Instructions for the task: Which lines have the string "this"? Copy all of them from the entries below.
───── Record extracts
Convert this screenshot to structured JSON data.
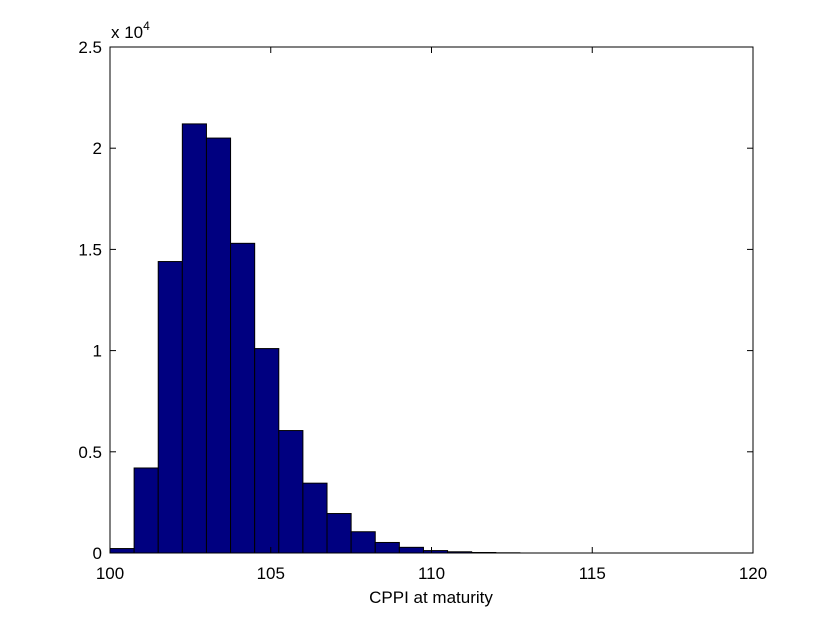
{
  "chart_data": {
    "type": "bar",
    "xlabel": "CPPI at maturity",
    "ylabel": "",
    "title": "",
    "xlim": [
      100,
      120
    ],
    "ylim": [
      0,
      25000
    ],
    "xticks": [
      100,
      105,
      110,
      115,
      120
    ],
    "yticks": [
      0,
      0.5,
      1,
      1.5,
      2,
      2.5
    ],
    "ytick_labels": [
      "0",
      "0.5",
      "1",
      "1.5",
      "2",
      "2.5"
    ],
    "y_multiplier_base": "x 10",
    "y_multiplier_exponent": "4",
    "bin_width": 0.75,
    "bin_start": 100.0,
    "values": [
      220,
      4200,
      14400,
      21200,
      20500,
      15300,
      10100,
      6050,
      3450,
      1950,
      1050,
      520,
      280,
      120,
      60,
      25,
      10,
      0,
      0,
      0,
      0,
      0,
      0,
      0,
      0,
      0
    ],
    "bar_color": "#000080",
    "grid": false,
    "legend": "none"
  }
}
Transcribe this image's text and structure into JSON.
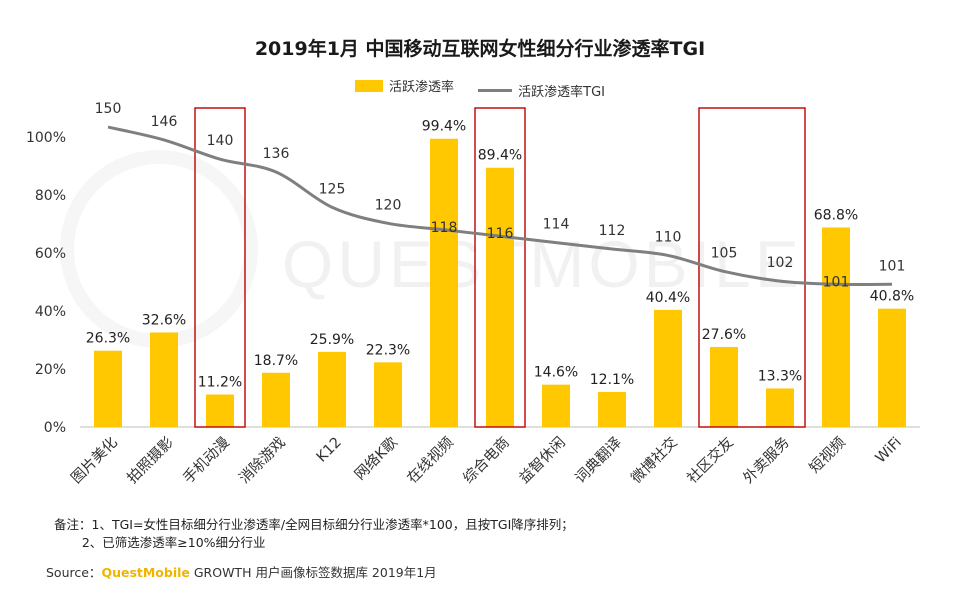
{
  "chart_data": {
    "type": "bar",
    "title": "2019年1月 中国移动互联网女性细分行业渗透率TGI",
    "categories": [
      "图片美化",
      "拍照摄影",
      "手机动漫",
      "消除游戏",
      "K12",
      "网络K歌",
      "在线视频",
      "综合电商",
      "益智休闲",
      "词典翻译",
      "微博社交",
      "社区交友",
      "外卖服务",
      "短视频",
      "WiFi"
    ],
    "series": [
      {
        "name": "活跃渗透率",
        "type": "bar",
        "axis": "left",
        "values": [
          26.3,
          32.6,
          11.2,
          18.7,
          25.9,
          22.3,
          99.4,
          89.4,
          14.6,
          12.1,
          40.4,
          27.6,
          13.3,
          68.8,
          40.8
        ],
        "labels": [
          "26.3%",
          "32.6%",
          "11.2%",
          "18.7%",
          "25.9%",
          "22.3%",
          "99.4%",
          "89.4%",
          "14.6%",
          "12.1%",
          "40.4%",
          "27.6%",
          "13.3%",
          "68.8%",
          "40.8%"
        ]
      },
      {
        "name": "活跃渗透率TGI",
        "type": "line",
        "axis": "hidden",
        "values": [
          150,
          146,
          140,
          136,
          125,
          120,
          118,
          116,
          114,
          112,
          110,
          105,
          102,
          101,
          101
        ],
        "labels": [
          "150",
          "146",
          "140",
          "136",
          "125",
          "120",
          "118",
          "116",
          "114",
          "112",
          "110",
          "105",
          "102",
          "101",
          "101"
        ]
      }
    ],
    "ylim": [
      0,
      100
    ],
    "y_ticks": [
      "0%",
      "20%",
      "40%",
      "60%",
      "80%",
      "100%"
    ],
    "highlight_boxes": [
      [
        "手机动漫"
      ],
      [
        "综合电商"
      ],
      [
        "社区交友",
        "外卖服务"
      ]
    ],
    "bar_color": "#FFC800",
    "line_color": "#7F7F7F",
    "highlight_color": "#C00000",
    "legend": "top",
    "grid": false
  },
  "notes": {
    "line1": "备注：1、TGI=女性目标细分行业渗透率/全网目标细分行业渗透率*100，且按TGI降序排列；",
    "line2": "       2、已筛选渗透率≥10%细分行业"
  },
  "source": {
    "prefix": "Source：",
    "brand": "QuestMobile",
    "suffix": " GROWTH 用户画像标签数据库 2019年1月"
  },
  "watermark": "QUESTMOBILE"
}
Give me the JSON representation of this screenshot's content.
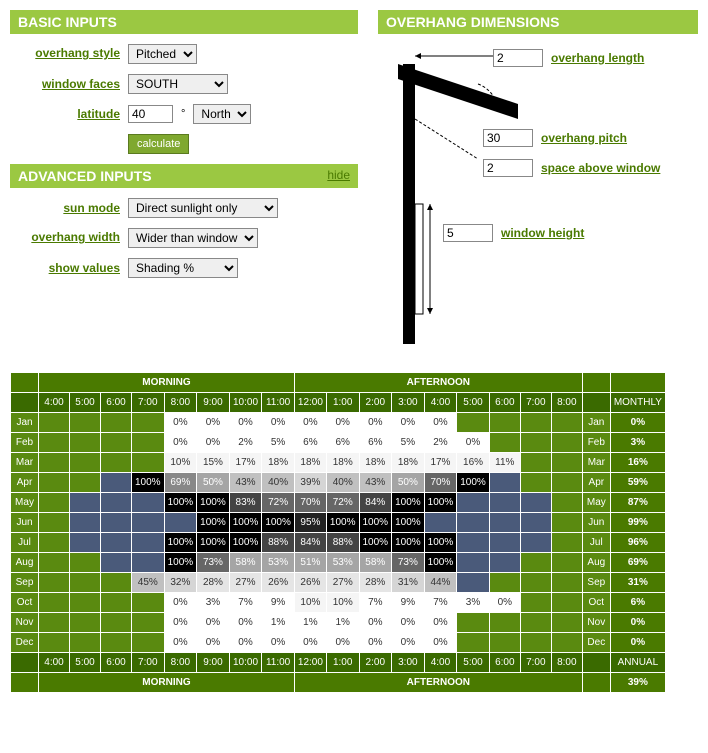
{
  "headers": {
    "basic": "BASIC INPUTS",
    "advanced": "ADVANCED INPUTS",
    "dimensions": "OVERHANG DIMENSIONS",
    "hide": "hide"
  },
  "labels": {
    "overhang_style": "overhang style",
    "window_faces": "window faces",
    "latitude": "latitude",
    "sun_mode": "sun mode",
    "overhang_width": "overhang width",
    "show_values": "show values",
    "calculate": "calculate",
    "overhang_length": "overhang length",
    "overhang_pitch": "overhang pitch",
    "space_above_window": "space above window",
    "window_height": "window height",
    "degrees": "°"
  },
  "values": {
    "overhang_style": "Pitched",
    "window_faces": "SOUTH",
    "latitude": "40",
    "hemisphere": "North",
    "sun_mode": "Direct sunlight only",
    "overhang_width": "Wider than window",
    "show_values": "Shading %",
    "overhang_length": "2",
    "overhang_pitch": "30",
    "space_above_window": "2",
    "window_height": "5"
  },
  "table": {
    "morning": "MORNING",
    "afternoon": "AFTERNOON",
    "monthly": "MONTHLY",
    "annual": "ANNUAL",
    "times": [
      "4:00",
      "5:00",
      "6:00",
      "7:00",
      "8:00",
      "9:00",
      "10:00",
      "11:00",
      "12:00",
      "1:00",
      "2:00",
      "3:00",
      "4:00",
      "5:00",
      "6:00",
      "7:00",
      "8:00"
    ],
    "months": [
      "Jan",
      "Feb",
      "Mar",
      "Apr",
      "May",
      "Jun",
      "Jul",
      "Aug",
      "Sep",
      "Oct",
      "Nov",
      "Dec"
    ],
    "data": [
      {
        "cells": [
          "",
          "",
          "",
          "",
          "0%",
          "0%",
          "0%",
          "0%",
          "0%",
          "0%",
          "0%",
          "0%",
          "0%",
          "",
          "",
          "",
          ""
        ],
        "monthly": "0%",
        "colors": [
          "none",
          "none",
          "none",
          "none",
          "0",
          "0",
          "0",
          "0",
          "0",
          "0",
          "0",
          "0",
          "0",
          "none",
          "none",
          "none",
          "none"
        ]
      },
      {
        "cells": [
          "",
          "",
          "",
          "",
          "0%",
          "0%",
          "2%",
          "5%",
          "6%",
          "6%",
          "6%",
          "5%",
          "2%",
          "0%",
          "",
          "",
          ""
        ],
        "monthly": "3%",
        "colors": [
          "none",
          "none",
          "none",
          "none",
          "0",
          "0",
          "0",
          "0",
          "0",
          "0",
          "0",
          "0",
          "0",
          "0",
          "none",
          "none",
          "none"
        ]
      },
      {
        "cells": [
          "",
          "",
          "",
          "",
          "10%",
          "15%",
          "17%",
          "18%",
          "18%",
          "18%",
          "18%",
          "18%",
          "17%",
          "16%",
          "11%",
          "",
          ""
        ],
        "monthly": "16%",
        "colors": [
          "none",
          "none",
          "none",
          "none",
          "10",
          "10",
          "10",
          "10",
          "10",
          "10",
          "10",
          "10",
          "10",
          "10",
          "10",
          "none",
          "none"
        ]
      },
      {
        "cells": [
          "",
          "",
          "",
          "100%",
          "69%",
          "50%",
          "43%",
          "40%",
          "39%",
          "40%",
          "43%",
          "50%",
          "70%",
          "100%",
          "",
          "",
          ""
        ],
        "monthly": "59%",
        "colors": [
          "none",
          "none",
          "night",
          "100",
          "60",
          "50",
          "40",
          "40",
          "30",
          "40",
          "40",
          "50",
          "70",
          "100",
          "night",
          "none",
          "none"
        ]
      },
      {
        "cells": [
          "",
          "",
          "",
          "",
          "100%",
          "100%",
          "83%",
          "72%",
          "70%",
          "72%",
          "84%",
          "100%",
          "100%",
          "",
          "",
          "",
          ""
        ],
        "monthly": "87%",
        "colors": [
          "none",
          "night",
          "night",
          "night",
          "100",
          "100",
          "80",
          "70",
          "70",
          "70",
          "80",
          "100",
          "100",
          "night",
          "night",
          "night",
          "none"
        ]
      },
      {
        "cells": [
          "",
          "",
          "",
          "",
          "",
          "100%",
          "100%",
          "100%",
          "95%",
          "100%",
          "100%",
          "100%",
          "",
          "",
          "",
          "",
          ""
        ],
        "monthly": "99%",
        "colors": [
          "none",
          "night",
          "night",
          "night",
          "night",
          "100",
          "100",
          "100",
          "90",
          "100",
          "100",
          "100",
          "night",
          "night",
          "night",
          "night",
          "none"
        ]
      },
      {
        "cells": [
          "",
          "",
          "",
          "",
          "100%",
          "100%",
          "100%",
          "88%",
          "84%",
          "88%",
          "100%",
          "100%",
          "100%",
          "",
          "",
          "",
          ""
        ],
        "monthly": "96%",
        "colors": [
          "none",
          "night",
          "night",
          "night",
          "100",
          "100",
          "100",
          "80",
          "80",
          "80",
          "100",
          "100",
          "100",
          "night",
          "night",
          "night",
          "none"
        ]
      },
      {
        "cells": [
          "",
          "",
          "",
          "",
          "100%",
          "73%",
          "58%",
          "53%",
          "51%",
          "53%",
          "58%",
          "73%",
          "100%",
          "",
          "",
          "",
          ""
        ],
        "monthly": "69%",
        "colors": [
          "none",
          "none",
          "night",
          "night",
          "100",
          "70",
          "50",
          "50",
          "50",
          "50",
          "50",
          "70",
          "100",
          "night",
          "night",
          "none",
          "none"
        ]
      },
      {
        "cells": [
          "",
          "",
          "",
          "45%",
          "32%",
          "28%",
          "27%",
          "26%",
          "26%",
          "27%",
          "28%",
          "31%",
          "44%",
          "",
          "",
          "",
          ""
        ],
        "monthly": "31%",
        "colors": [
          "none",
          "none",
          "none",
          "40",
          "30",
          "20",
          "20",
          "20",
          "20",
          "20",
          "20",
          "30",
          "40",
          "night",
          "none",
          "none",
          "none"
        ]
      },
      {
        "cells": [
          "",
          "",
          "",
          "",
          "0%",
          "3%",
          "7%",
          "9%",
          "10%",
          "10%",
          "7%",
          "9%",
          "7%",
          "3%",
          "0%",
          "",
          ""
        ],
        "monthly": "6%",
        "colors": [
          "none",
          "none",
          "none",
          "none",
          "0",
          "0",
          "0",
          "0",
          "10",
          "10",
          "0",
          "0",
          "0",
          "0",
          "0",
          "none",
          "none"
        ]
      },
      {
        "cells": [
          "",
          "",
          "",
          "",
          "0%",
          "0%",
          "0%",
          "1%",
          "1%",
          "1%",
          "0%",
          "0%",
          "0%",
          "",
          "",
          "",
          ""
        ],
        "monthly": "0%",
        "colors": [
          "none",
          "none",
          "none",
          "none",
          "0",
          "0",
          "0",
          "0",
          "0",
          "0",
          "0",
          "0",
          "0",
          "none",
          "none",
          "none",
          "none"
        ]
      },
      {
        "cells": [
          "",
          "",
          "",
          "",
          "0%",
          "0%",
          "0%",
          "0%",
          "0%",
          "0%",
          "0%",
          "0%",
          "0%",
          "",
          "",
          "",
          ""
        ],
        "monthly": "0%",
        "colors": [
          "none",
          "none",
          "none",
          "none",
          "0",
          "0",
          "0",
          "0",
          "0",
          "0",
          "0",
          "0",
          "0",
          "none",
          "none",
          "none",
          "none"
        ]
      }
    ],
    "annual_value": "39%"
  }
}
──────────
Answer for the task:
Convert this screenshot to structured JSON data.
Transcribe this image's text and structure into JSON.
Give me the JSON representation of this screenshot's content.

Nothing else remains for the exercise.